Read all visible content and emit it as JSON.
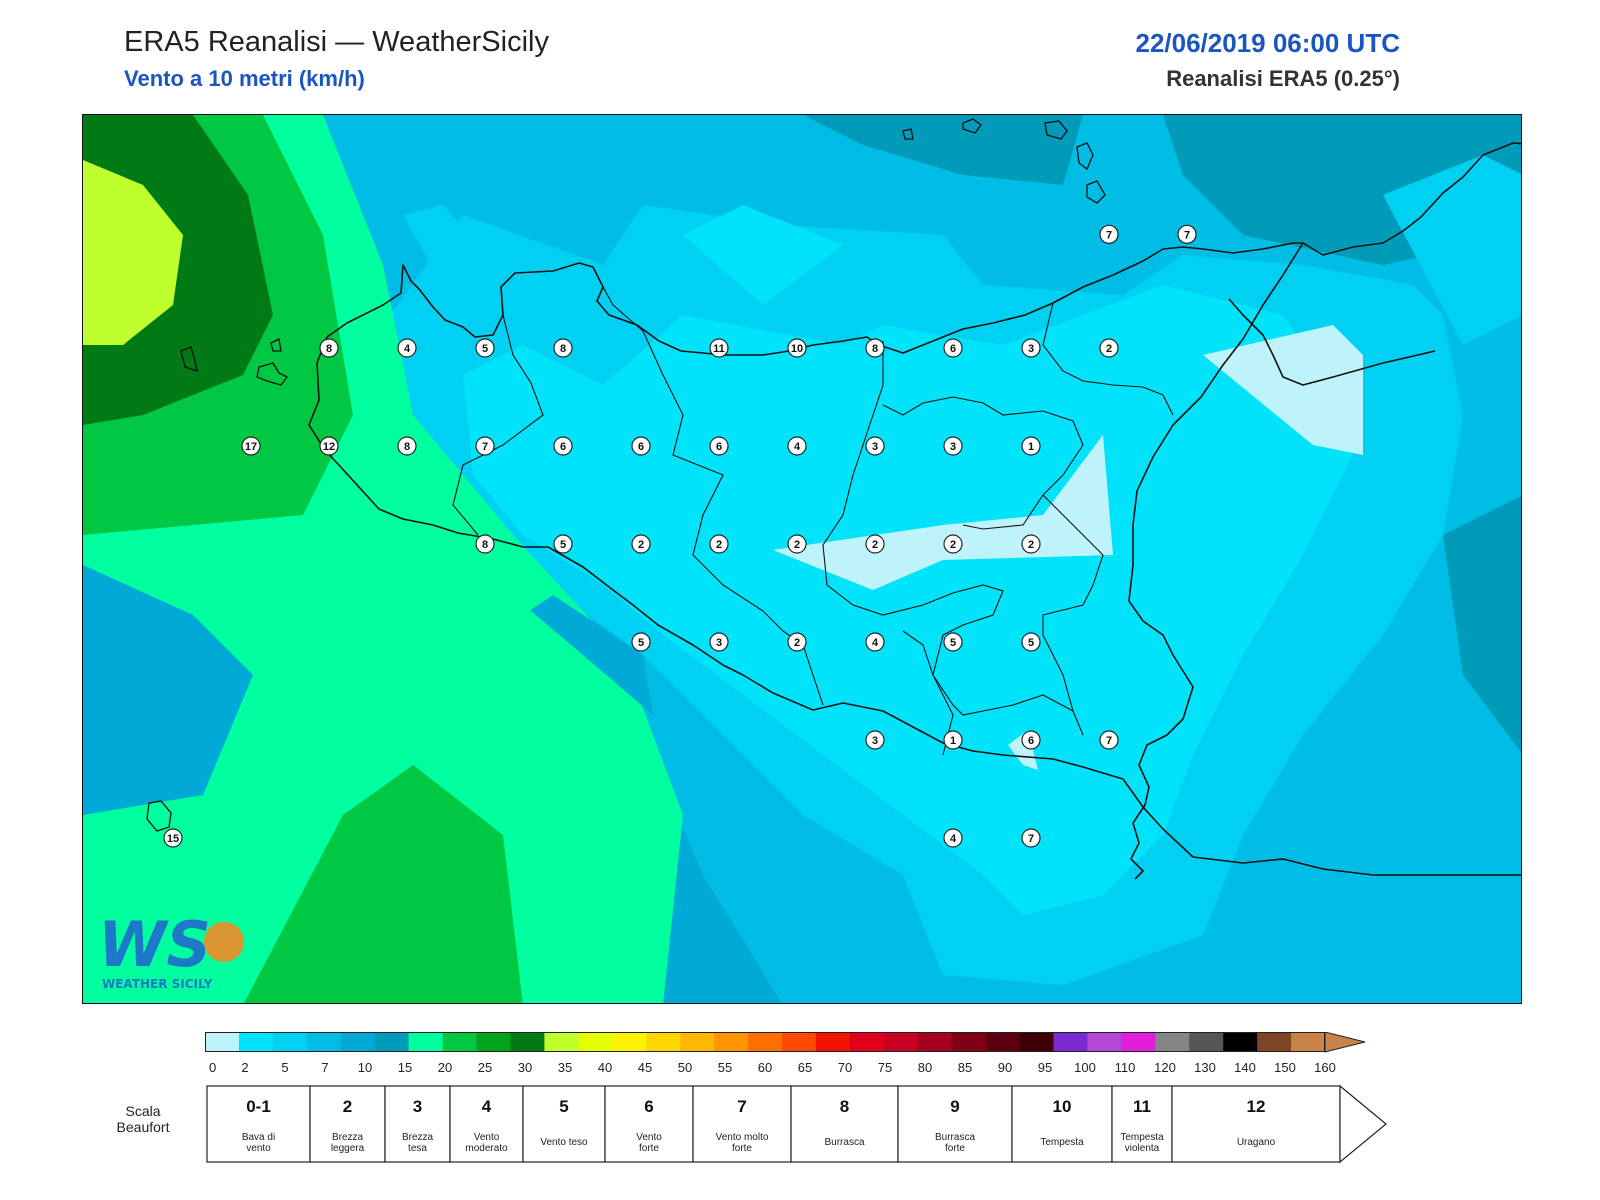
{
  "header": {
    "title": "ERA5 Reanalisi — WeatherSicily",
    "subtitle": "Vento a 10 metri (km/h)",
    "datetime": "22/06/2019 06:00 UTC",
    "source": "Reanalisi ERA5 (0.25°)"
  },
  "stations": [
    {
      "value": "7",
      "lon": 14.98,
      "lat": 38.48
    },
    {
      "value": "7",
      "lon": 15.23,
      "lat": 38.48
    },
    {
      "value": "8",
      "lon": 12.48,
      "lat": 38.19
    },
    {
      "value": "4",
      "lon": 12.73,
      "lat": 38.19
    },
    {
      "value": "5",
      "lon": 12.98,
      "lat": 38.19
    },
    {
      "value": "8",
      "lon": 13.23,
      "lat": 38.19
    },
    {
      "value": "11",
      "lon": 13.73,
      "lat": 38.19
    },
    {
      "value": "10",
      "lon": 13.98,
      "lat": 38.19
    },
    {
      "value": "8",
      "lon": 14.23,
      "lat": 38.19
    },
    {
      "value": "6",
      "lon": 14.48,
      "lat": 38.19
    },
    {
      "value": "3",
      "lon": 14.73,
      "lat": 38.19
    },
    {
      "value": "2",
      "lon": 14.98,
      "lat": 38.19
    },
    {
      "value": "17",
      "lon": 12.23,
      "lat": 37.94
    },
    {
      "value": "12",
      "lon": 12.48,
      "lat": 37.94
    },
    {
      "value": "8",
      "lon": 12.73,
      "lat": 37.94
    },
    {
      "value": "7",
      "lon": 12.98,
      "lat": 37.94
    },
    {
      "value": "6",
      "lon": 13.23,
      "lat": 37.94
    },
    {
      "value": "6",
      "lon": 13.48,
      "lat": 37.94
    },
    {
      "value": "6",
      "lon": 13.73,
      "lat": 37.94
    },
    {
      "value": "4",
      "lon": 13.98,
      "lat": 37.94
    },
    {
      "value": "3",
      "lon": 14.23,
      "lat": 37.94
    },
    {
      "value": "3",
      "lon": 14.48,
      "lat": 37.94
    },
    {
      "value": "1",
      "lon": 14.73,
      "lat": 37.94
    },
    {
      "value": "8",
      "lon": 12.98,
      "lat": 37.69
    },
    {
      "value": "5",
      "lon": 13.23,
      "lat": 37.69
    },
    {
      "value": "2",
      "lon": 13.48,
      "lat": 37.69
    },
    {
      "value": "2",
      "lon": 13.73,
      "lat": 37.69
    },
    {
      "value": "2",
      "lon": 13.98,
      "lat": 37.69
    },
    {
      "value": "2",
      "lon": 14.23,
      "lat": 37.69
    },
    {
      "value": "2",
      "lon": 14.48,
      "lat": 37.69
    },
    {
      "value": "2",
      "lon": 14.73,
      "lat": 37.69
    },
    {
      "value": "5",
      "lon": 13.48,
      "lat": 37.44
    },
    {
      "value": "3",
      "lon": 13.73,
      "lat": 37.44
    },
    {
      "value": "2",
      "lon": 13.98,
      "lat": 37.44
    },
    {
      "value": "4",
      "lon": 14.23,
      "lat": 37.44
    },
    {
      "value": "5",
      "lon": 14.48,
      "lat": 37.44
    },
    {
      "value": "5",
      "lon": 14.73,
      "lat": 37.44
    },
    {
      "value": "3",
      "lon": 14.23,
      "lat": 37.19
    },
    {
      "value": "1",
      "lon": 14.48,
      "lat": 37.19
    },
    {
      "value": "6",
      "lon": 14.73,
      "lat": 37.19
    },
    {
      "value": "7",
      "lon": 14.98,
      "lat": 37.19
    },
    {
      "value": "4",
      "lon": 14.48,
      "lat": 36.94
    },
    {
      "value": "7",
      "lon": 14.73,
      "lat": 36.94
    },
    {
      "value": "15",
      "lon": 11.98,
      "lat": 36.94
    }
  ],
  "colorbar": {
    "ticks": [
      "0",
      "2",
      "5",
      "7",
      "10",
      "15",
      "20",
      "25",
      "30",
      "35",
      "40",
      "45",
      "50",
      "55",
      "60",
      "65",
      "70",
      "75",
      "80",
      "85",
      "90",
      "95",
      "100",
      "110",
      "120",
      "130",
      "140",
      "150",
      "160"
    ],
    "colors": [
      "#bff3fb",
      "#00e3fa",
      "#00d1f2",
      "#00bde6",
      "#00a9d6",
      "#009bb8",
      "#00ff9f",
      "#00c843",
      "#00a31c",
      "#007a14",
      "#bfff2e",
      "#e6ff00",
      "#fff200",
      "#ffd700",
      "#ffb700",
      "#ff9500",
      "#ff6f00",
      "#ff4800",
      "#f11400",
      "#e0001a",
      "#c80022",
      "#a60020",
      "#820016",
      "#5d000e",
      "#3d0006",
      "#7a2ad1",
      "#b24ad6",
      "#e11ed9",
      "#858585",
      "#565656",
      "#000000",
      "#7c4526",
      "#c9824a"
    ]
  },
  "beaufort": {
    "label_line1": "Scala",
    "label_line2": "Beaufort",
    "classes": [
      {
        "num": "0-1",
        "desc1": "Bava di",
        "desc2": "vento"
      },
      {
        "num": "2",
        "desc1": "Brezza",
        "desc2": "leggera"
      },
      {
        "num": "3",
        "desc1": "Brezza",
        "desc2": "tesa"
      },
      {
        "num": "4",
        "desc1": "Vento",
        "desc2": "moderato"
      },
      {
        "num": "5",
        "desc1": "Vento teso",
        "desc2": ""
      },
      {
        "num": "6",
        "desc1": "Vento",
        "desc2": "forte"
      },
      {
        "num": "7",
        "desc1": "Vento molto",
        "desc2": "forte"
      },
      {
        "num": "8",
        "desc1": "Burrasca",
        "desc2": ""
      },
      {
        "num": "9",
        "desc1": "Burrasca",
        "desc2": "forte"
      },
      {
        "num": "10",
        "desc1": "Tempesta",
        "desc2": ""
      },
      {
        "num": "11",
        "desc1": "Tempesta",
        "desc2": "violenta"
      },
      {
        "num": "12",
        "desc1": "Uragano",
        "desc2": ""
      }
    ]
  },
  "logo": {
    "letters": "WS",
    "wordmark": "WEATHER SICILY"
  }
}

■ ■ ■ ■ ■

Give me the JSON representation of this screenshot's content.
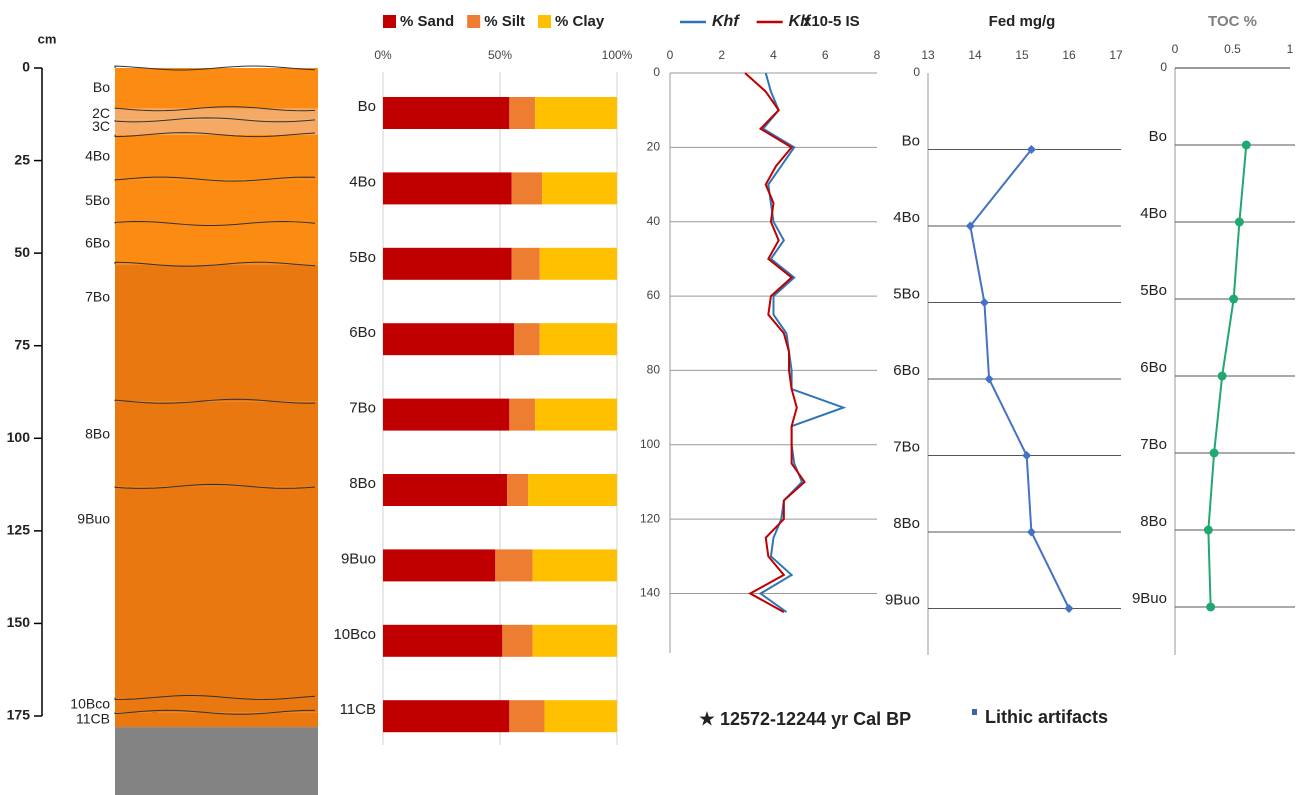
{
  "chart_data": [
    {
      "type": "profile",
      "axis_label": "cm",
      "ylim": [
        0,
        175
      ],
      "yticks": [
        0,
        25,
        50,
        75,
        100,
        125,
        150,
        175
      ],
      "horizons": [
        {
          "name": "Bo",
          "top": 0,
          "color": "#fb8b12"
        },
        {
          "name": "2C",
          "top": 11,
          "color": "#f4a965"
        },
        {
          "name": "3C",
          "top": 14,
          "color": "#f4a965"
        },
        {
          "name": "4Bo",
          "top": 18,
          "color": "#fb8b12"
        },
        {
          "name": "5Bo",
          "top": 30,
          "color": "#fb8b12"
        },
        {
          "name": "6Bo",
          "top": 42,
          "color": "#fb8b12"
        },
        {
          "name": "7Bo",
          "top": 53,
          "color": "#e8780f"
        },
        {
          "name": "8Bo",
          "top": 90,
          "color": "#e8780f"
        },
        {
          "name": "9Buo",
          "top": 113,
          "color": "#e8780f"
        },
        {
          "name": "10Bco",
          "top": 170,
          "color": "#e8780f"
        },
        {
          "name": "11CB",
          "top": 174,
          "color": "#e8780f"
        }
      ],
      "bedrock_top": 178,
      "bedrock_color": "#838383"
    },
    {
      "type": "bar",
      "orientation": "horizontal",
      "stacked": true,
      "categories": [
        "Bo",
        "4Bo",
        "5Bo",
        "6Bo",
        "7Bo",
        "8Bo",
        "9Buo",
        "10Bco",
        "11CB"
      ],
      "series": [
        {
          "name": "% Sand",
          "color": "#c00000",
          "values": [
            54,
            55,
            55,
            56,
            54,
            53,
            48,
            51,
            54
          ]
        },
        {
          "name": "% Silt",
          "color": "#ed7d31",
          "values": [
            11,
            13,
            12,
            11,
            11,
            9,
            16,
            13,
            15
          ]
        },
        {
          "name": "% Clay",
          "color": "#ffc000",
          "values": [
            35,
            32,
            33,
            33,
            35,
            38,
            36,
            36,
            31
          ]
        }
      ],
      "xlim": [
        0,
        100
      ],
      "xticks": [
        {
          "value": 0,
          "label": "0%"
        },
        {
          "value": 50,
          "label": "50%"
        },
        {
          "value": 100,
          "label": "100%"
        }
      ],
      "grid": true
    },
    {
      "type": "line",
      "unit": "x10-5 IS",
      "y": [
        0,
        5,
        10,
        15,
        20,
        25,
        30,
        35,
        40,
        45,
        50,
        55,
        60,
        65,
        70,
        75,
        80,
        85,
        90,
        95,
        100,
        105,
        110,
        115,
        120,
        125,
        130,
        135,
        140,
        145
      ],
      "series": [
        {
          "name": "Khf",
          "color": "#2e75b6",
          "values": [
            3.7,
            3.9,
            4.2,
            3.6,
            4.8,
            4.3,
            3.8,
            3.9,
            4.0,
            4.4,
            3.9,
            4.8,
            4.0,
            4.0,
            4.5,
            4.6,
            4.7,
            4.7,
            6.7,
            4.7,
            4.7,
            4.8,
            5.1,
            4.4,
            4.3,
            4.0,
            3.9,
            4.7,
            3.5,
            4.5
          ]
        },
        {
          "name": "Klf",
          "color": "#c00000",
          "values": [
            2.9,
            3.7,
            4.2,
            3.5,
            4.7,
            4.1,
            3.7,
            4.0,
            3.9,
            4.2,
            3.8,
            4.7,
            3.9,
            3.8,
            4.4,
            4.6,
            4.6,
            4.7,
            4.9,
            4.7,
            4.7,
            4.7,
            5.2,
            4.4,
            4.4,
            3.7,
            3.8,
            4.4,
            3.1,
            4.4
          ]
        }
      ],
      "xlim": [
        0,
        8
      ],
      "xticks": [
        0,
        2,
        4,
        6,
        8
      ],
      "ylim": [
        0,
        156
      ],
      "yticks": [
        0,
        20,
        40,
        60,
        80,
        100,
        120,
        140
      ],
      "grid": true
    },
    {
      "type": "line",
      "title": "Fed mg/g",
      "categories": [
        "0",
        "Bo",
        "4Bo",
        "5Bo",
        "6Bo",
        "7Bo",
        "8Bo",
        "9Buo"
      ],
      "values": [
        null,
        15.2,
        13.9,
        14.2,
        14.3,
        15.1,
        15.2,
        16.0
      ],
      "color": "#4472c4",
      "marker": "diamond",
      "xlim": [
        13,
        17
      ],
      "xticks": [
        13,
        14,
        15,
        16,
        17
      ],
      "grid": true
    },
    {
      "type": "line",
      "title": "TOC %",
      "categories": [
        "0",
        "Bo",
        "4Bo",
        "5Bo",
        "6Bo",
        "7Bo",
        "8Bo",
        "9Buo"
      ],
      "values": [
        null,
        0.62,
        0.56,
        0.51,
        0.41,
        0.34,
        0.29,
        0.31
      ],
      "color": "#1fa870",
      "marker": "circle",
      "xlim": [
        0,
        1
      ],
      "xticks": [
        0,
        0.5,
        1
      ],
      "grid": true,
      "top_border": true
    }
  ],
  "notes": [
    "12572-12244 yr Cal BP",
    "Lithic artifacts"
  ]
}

■ ■ ■ ■ ■

=== Exercise goal ===
Report the number of lines of the listing above that hold the string "JSON", with no other text.

=== Response ===
2